▸ What you will do: Every line of the data that contains the string "tested" must be copied.

** Begin Excerpted records **

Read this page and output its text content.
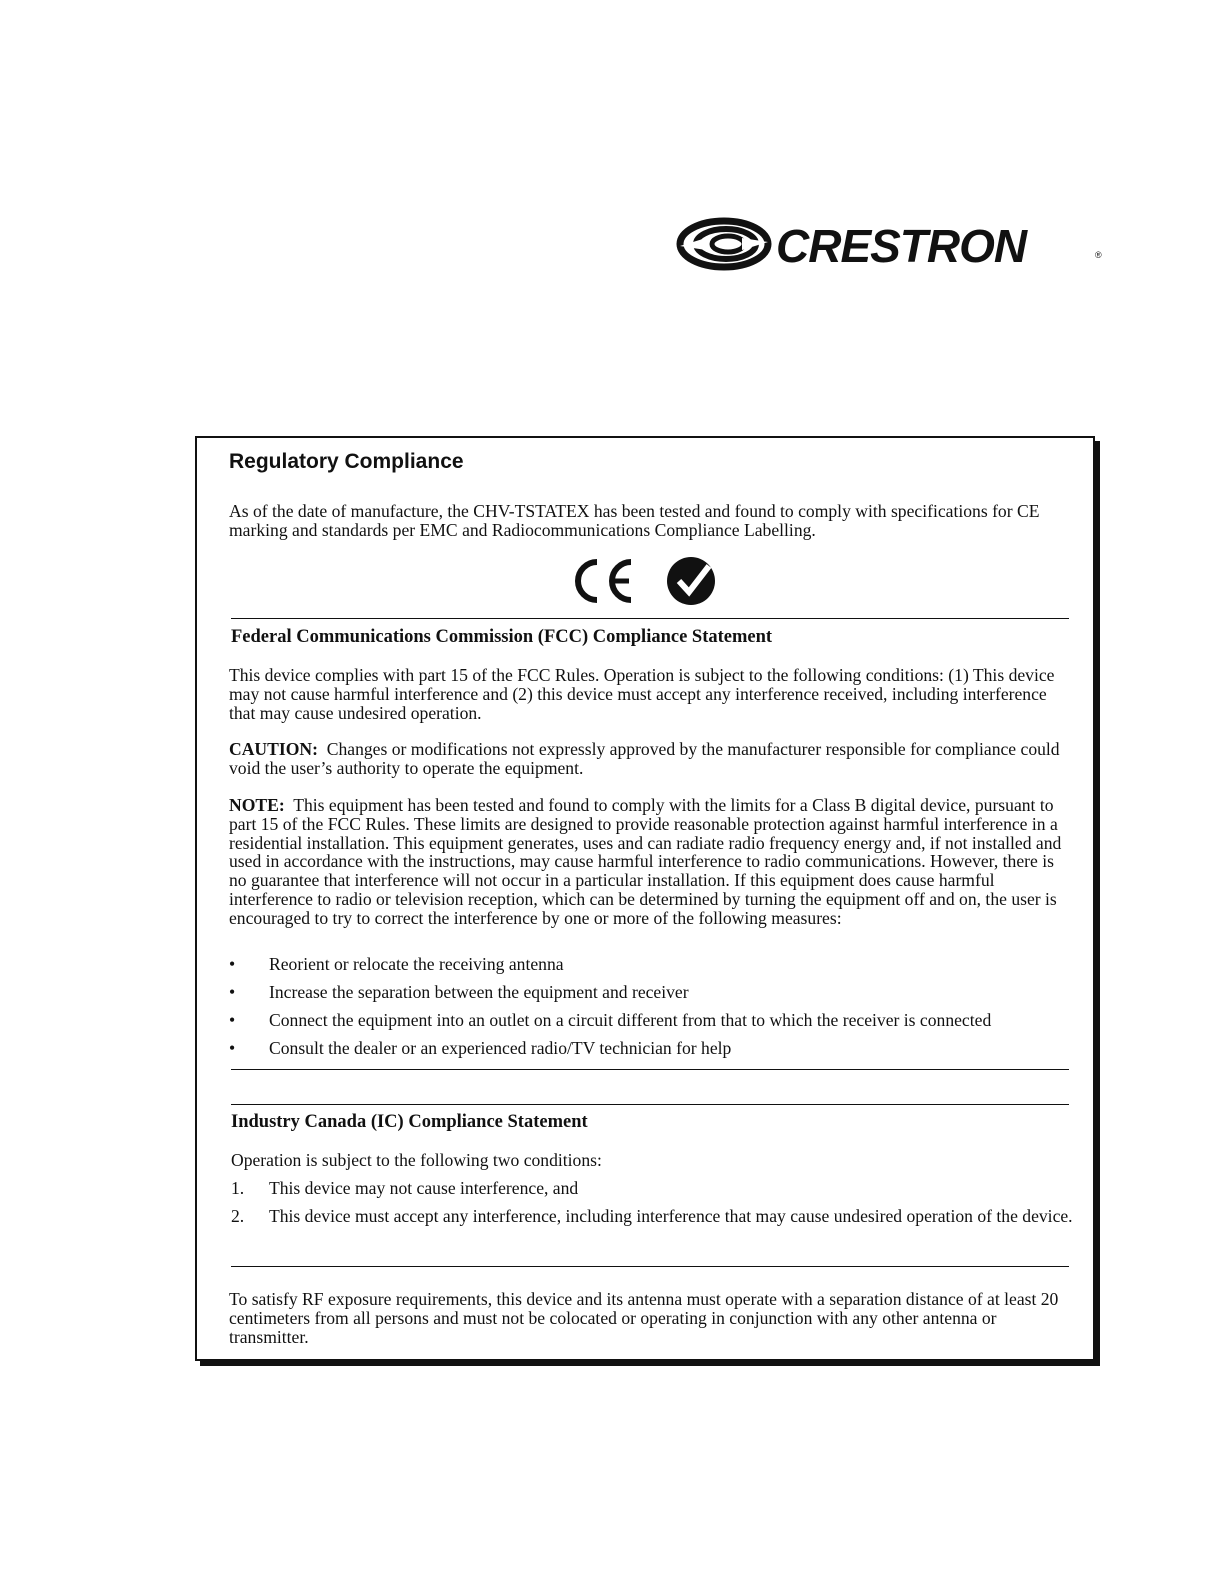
CRESTRON	®
Regulatory Compliance

As of the date of manufacture, the CHV-TSTATEX has been tested and found to comply with specifications for CE marking and standards per EMC and Radiocommunications Compliance Labelling.

Federal Communications Commission (FCC) Compliance Statement

This device complies with part 15 of the FCC Rules. Operation is subject to the following conditions: (1) This device may not cause harmful interference and (2) this device must accept any interference received, including interference that may cause undesired operation.

CAUTION: Changes or modifications not expressly approved by the manufacturer responsible for compliance could void the user’s authority to operate the equipment.

NOTE: This equipment has been tested and found to comply with the limits for a Class B digital device, pursuant to part 15 of the FCC Rules. These limits are designed to provide reasonable protection against harmful interference in a residential installation. This equipment generates, uses and can radiate radio frequency energy and, if not installed and used in accordance with the instructions, may cause harmful interference to radio communications. However, there is no guarantee that interference will not occur in a particular installation. If this equipment does cause harmful interference to radio or television reception, which can be determined by turning the equipment off and on, the user is encouraged to try to correct the interference by one or more of the following measures:

• Reorient or relocate the receiving antenna
• Increase the separation between the equipment and receiver
• Connect the equipment into an outlet on a circuit different from that to which the receiver is connected
• Consult the dealer or an experienced radio/TV technician for help
Industry Canada (IC) Compliance Statement

Operation is subject to the following two conditions:

1. This device may not cause interference, and
2. This device must accept any interference, including interference that may cause undesired operation of the device.

To satisfy RF exposure requirements, this device and its antenna must operate with a separation distance of at least 20 centimeters from all persons and must not be colocated or operating in conjunction with any other antenna or transmitter.
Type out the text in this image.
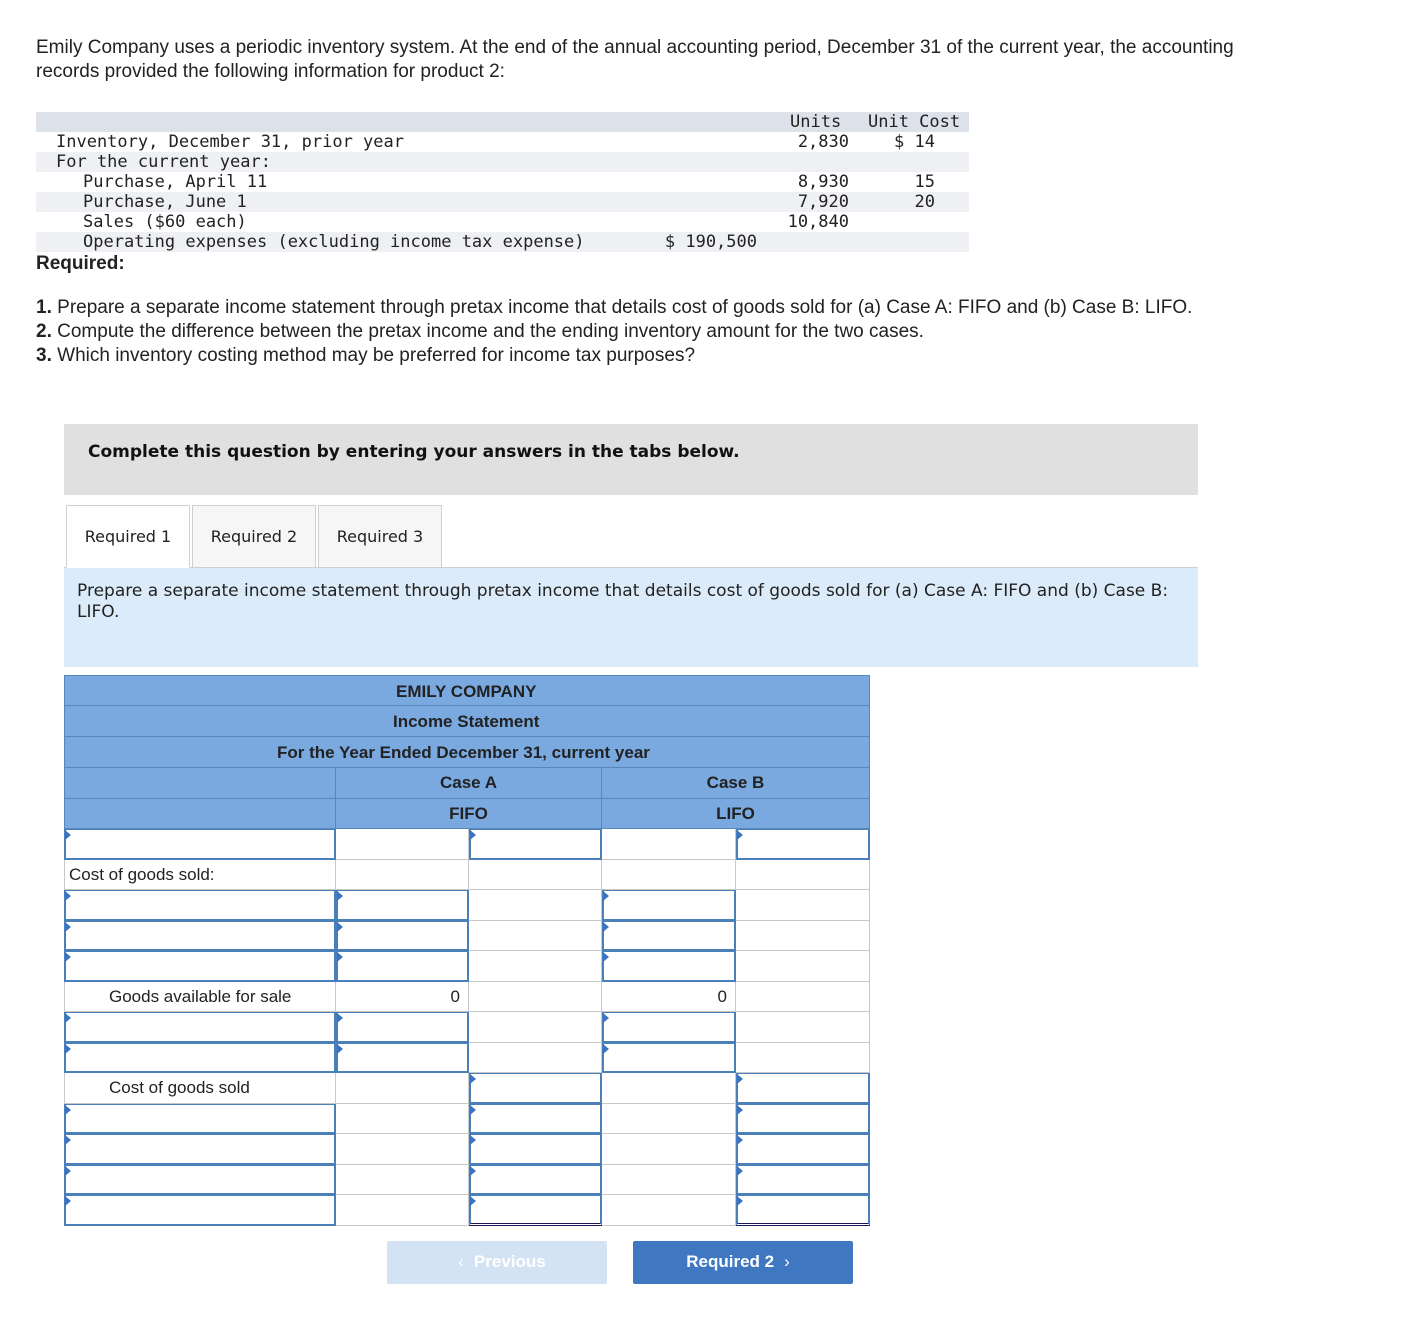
Emily Company uses a periodic inventory system. At the end of the annual accounting period, December 31 of the current year, the accounting records provided the following information for product 2:
Units Unit Cost
Inventory, December 31, prior year	2,830	$ 14
For the current year:
Purchase, April 11	8,930	15
Purchase, June 1	7,920	20
Sales ($60 each)	10,840
Operating expenses (excluding income tax expense)	$ 190,500
Required:
1. Prepare a separate income statement through pretax income that details cost of goods sold for (a) Case A: FIFO and (b) Case B: LIFO.
2. Compute the difference between the pretax income and the ending inventory amount for the two cases.
3. Which inventory costing method may be preferred for income tax purposes?
Complete this question by entering your answers in the tabs below.
Required 1	Required 2	Required 3

Prepare a separate income statement through pretax income that details cost of goods sold for (a) Case A: FIFO and (b) Case B: LIFO.

EMILY COMPANY
Income Statement
For the Year Ended December 31, current year
Case A	Case B
FIFO	LIFO
Cost of goods sold:
Goods available for sale	0	0
Cost of goods sold
‹ Previous	Required 2 ›
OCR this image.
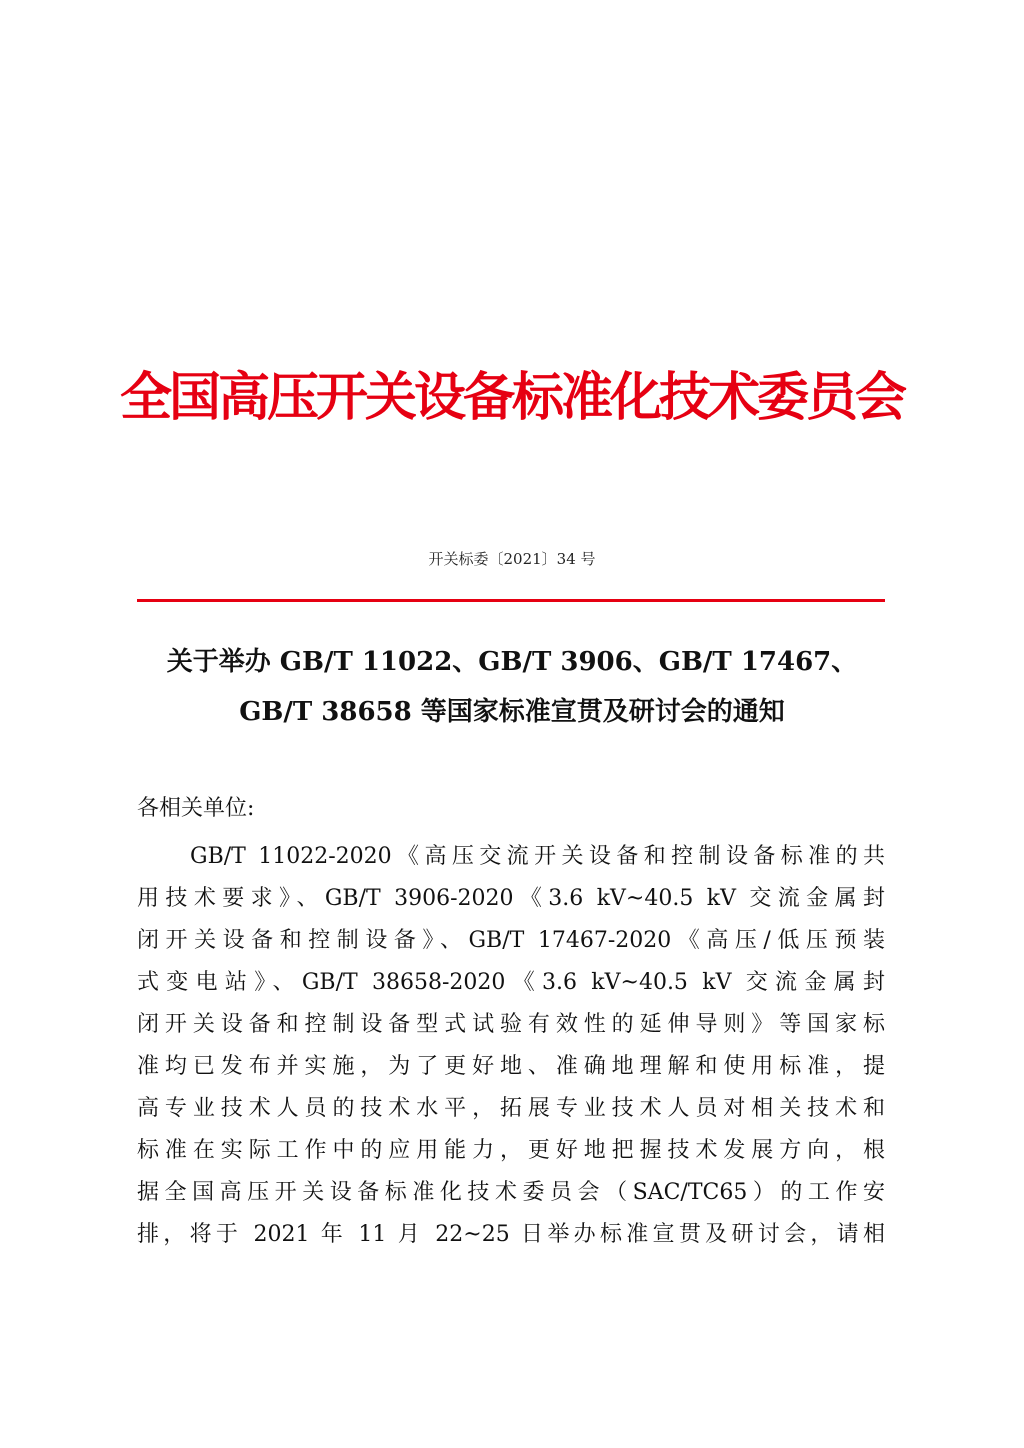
全国高压开关设备标准化技术委员会
开关标委〔2021〕34 号
关于举办 GB/T 11022、GB/T 3906、GB/T 17467、
GB/T 38658 等国家标准宣贯及研讨会的通知
各相关单位:
GB/T 11022-2020《高压交流开关设备和控制设备标准的共
用技术要求》、GB/T 3906-2020《3.6 kV~40.5 kV 交流金属封
闭开关设备和控制设备》、GB/T 17467-2020《高压/低压预装
式变电站》、GB/T 38658-2020《3.6 kV~40.5 kV 交流金属封
闭开关设备和控制设备型式试验有效性的延伸导则》等国家标
准均已发布并实施，为了更好地、准确地理解和使用标准，提
高专业技术人员的技术水平，拓展专业技术人员对相关技术和
标准在实际工作中的应用能力，更好地把握技术发展方向，根
据全国高压开关设备标准化技术委员会（SAC/TC65）的工作安
排，将于 2021 年 11 月 22~25 日举办标准宣贯及研讨会，请相
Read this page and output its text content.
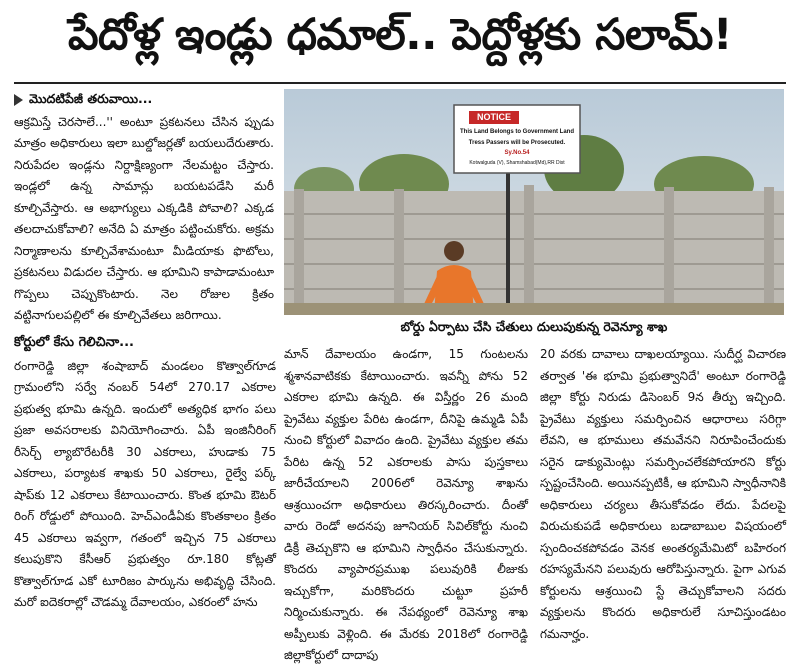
పేదోళ్ల ఇండ్లు ధమాల్‌.. పెద్దోళ్లకు సలామ్‌!
మొదటిపేజీ తరువాయి...

ఆక్రమిస్తే చెరసాలే...'' అంటూ ప్రకటనలు చేసిన ప్పుడు మాత్రం అధికారులు ఇలా బుల్డోజర్లతో బయలుదేరుతారు. నిరుపేదల ఇండ్లను నిర్దాక్షిణ్యంగా నేలమట్టం చేస్తారు. ఇండ్లలో ఉన్న సామాన్లు బయటపడేసి మరీ కూల్చివేస్తారు. ఆ అభాగ్యులు ఎక్కడికి పోవాలి? ఎక్కడ తలదాచుకోవాలి? అనేది ఏ మాత్రం పట్టించుకోరు. అక్రమ నిర్మాణాలను కూల్చివేశామంటూ మీడియాకు ఫొటోలు, ప్రకటనలు విడుదల చేస్తారు. ఆ భూమిని కాపాడామంటూ గొప్పలు చెప్పుకొంటారు. నెల రోజుల క్రితం వట్టినాగులపల్లిలో ఈ కూల్చివేతలు జరిగాయి.

NOTICE
This Land Belongs to Government Land
Tress Passers will be Prosecuted.
Sy.No.54
Kotwalguda (V), Shamshabad(Md),RR Dist
బోర్డు ఏర్పాటు చేసి చేతులు దులుపుకున్న రెవెన్యూ శాఖ
కోర్టులో కేసు గెలిచినా...

రంగారెడ్డి జిల్లా శంషాబాద్‌ మండలం కొత్వాల్‌గూడ గ్రామంలోని సర్వే నంబర్‌ 54లో 270.17 ఎకరాల ప్రభుత్వ భూమి ఉన్నది. ఇందులో అత్యధిక భాగం పలు ప్రజా అవసరాలకు వినియోగించారు. ఏపీ ఇంజినీరింగ్‌ రీసెర్చ్‌ ల్యాబొరేటరీకి 30 ఎకరాలు, హుడాకు 75 ఎకరాలు, పర్యాటక శాఖకు 50 ఎకరాలు, రైల్వే పర్క్‌ షాప్‌కు 12 ఎకరాలు కేటాయించారు. కొంత భూమి ఔటర్‌ రింగ్‌ రోడ్డులో పోయింది. హెచ్‌ఎండీఏకు కొంతకాలం క్రితం 45 ఎకరాలు ఇవ్వగా, గతంలో ఇచ్చిన 75 ఎకరాలు కలుపుకొని కేసీఆర్‌ ప్రభుత్వం రూ.180 కోట్లతో కొత్వాల్‌గూడ ఎకో టూరిజం పార్కును అభివృద్ధి చేసింది. మరో ఐదెకరాల్లో చౌడమ్మ దేవాలయం, ఎకరంలో హను

మాన్‌ దేవాలయం ఉండగా, 15 గుంటలను శ్మశానవాటికకు కేటాయించారు. ఇవన్నీ పోను 52 ఎకరాల భూమి ఉన్నది. ఈ విస్తీర్ణం 26 మంది ప్రైవేటు వ్యక్తుల పేరిట ఉండగా, దీనిపై ఉమ్మడి ఏపీ నుంచి కోర్టులో వివాదం ఉంది. ప్రైవేటు వ్యక్తుల తమ పేరిట ఉన్న 52 ఎకరాలకు పాసు పుస్తకాలు జారీచేయాలని 2006లో రెవెన్యూ శాఖను ఆశ్రయించగా అధికారులు తిరస్కరించారు. దీంతో వారు రెండో అదనపు జూనియర్‌ సివిల్‌కోర్టు నుంచి డిక్రీ తెచ్చుకొని ఆ భూమిని స్వాధీనం చేసుకున్నారు. కొందరు వ్యాపారప్రముఖ పలువురికి లీజుకు ఇచ్చుకోగా, మరికొందరు చుట్టూ ప్రహరీ నిర్మించుకున్నారు. ఈ నేపథ్యంలో రెవెన్యూ శాఖ అప్పీలుకు వెళ్లింది. ఈ మేరకు 2018లో రంగారెడ్డి జిల్లాకోర్టులో దాదాపు

20 వరకు దావాలు దాఖలయ్యాయి. సుదీర్ఘ విచారణ తర్వాత 'ఈ భూమి ప్రభుత్వానిదే' అంటూ రంగారెడ్డి జిల్లా కోర్టు నిరుడు డిసెంబర్‌ 9న తీర్పు ఇచ్చింది. ప్రైవేటు వ్యక్తులు సమర్పించిన ఆధారాలు సరిగ్గా లేవని, ఆ భూములు తమవేనని నిరూపించేందుకు సరైన డాక్యుమెంట్లు సమర్పించలేకపోయారని కోర్టు స్పష్టంచేసింది. అయినప్పటికీ, ఆ భూమిని స్వాధీనానికి అధికారులు చర్యలు తీసుకోవడం లేదు. పేదలపై విరుచుకుపడే అధికారులు బడాబాబుల విషయంలో స్పందించకపోవడం వెనక అంతర్యమేమిటో బహిరంగ రహస్యమేనని పలువురు ఆరోపిస్తున్నారు. పైగా ఎగువ కోర్టులను ఆశ్రయించి స్టే తెచ్చుకోవాలని సదరు వ్యక్తులను కొందరు అధికారులే సూచిస్తుండటం గమనార్హం.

** End Excerpted records **

▸ Result of the task:
As of the date of manufacture, the CHV-TSTATEX has been tested and found to comply with specifications for CE marking and standards per EMC and Radiocommunications Compliance Labelling.
NOTE: This equipment has been tested and found to comply with the limits for a Class B digital device, pursuant to part 15 of the FCC Rules. These limits are designed to provide reasonable protection against harmful interference in a residential installation. This equipment generates, uses and can radiate radio frequency energy and, if not installed and used in accordance with the instructions, may cause harmful interference to radio communications. However, there is no guarantee that interference will not occur in a particular installation. If this equipment does cause harmful interference to radio or television reception, which can be determined by turning the equipment off and on, the user is encouraged to try to correct the interference by one or more of the following measures:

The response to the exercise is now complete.